--- Dataset rows ---

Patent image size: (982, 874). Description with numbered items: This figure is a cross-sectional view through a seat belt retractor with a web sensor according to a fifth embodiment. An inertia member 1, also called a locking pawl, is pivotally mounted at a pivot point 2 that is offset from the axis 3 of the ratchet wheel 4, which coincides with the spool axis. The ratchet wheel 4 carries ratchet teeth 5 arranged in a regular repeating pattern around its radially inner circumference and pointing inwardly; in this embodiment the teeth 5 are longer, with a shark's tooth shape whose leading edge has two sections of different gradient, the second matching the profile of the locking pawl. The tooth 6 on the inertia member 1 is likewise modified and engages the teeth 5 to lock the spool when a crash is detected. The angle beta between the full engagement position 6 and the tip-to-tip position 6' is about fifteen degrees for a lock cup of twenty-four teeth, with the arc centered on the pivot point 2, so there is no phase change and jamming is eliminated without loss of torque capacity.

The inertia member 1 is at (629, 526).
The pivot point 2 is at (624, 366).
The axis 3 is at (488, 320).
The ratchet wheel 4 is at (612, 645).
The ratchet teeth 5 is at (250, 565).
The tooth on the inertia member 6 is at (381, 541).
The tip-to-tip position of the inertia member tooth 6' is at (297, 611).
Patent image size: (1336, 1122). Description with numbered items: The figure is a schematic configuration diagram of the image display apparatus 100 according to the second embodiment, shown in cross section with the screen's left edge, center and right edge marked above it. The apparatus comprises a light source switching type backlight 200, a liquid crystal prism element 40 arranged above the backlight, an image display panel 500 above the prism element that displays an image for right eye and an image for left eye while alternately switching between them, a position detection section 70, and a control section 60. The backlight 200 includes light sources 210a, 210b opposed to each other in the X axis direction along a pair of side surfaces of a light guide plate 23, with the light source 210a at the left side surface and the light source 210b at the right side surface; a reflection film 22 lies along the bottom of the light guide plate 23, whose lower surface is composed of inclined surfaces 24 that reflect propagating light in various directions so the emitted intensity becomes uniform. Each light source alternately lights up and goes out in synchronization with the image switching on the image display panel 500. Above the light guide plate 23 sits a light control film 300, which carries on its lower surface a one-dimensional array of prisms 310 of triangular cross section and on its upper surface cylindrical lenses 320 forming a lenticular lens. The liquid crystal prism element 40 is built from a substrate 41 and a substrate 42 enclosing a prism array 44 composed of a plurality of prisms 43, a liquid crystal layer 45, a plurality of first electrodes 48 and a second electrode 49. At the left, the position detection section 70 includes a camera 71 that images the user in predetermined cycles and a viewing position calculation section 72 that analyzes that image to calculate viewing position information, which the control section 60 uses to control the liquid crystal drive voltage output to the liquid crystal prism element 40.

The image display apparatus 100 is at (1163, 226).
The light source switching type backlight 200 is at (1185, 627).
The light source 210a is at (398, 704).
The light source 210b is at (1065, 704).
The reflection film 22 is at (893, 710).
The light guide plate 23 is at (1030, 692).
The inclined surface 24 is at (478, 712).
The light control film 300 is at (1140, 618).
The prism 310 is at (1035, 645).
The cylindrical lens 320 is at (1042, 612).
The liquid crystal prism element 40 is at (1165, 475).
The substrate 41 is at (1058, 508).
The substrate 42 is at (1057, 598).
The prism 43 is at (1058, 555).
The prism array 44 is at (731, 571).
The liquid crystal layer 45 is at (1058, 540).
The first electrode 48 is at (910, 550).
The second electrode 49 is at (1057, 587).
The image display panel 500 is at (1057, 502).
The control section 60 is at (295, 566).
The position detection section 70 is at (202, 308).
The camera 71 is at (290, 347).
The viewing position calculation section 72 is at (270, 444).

---

Exercise directions → Please count the lines of the material above that contain the string "member", where case counts, and reply with the number only.

Solution to this task → 4